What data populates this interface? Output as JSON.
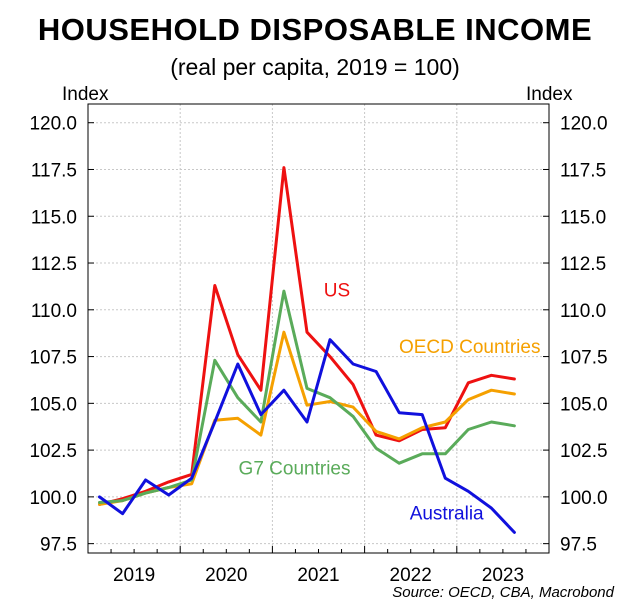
{
  "chart_data": {
    "type": "line",
    "title": "HOUSEHOLD DISPOSABLE INCOME",
    "subtitle": "(real per capita, 2019 = 100)",
    "ylabel_left": "Index",
    "ylabel_right": "Index",
    "ylim": [
      97.0,
      121.0
    ],
    "yticks": [
      97.5,
      100.0,
      102.5,
      105.0,
      107.5,
      110.0,
      112.5,
      115.0,
      117.5,
      120.0
    ],
    "ytick_labels": [
      "97.5",
      "100.0",
      "102.5",
      "105.0",
      "107.5",
      "110.0",
      "112.5",
      "115.0",
      "117.5",
      "120.0"
    ],
    "x_year_labels": [
      "2019",
      "2020",
      "2021",
      "2022",
      "2023"
    ],
    "x_year_start": 2018.5,
    "x_year_end": 2023.5,
    "grid": true,
    "series": [
      {
        "name": "US",
        "color": "#ee1111",
        "x": [
          2018.625,
          2018.875,
          2019.125,
          2019.375,
          2019.625,
          2019.875,
          2020.125,
          2020.375,
          2020.625,
          2020.875,
          2021.125,
          2021.375,
          2021.625,
          2021.875,
          2022.125,
          2022.375,
          2022.625,
          2022.875,
          2023.125
        ],
        "values": [
          99.6,
          99.9,
          100.3,
          100.8,
          101.2,
          111.3,
          107.6,
          105.7,
          117.6,
          108.8,
          107.5,
          106.0,
          103.3,
          103.0,
          103.6,
          103.7,
          106.1,
          106.5,
          106.3
        ]
      },
      {
        "name": "OECD Countries",
        "color": "#f5a000",
        "x": [
          2018.625,
          2018.875,
          2019.125,
          2019.375,
          2019.625,
          2019.875,
          2020.125,
          2020.375,
          2020.625,
          2020.875,
          2021.125,
          2021.375,
          2021.625,
          2021.875,
          2022.125,
          2022.375,
          2022.625,
          2022.875,
          2023.125
        ],
        "values": [
          99.6,
          99.8,
          100.2,
          100.5,
          100.7,
          104.1,
          104.2,
          103.3,
          108.8,
          104.9,
          105.1,
          104.8,
          103.5,
          103.1,
          103.7,
          104.0,
          105.2,
          105.7,
          105.5
        ]
      },
      {
        "name": "G7 Countries",
        "color": "#5aab5a",
        "x": [
          2018.625,
          2018.875,
          2019.125,
          2019.375,
          2019.625,
          2019.875,
          2020.125,
          2020.375,
          2020.625,
          2020.875,
          2021.125,
          2021.375,
          2021.625,
          2021.875,
          2022.125,
          2022.375,
          2022.625,
          2022.875,
          2023.125
        ],
        "values": [
          99.7,
          99.8,
          100.2,
          100.5,
          100.9,
          107.3,
          105.3,
          104.0,
          111.0,
          105.8,
          105.3,
          104.3,
          102.6,
          101.8,
          102.3,
          102.3,
          103.6,
          104.0,
          103.8
        ]
      },
      {
        "name": "Australia",
        "color": "#1010dd",
        "x": [
          2018.625,
          2018.875,
          2019.125,
          2019.375,
          2019.625,
          2019.875,
          2020.125,
          2020.375,
          2020.625,
          2020.875,
          2021.125,
          2021.375,
          2021.625,
          2021.875,
          2022.125,
          2022.375,
          2022.625,
          2022.875,
          2023.125
        ],
        "values": [
          100.0,
          99.1,
          100.9,
          100.1,
          101.0,
          104.0,
          107.1,
          104.4,
          105.7,
          104.0,
          108.4,
          107.1,
          106.7,
          104.5,
          104.4,
          101.0,
          100.3,
          99.4,
          98.1
        ]
      }
    ],
    "series_labels": [
      {
        "text": "US",
        "color": "#ee1111",
        "x": 2021.2,
        "y": 110.7
      },
      {
        "text": "OECD Countries",
        "color": "#f5a000",
        "x": 2022.64,
        "y": 107.7
      },
      {
        "text": "G7 Countries",
        "color": "#5aab5a",
        "x": 2020.74,
        "y": 101.2
      },
      {
        "text": "Australia",
        "color": "#1010dd",
        "x": 2022.39,
        "y": 98.8
      }
    ],
    "source": "Source: OECD, CBA, Macrobond"
  }
}
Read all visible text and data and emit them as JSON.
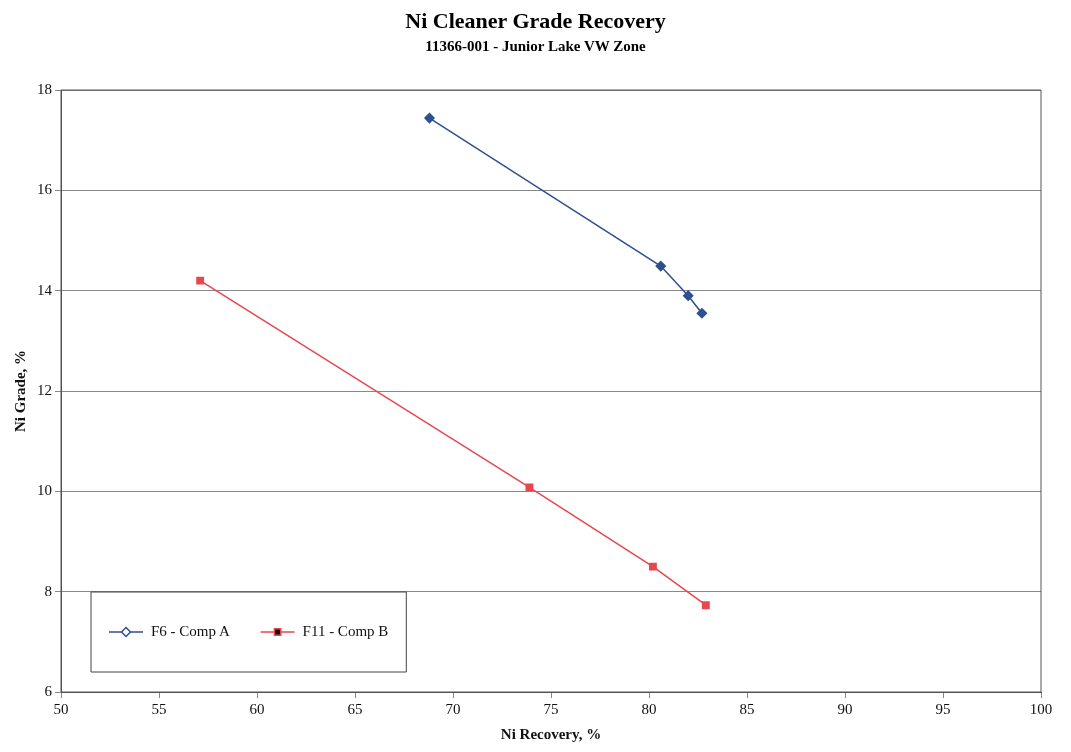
{
  "chart_data": {
    "type": "line",
    "title": "Ni Cleaner Grade Recovery",
    "subtitle": "11366-001 - Junior Lake VW Zone",
    "xlabel": "Ni Recovery, %",
    "ylabel": "Ni Grade, %",
    "xlim": [
      50,
      100
    ],
    "xticks": [
      50,
      55,
      60,
      65,
      70,
      75,
      80,
      85,
      90,
      95,
      100
    ],
    "ylim": [
      6,
      18
    ],
    "yticks": [
      6,
      8,
      10,
      12,
      14,
      16,
      18
    ],
    "grid": "y",
    "legend": "bottom left",
    "line_style": "solid",
    "series": [
      {
        "name": "F6 - Comp A",
        "color": "#2f4f8f",
        "marker": "diamond",
        "x": [
          68.8,
          80.6,
          82.0,
          82.7
        ],
        "values": [
          17.44,
          14.49,
          13.9,
          13.55
        ]
      },
      {
        "name": "F11 - Comp B",
        "color": "#e8474f",
        "marker": "square",
        "x": [
          57.1,
          73.9,
          80.2,
          82.9
        ],
        "values": [
          14.2,
          10.08,
          8.5,
          7.73
        ]
      }
    ]
  }
}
=-=-=-=-=
> Exercise instructions
Gather each line of the listing containing the word "Countries" and show it.

> Task response
        "name": "OECD Countries",
        "name": "G7 Countries",
        "text": "OECD Countries",
        "text": "G7 Countries",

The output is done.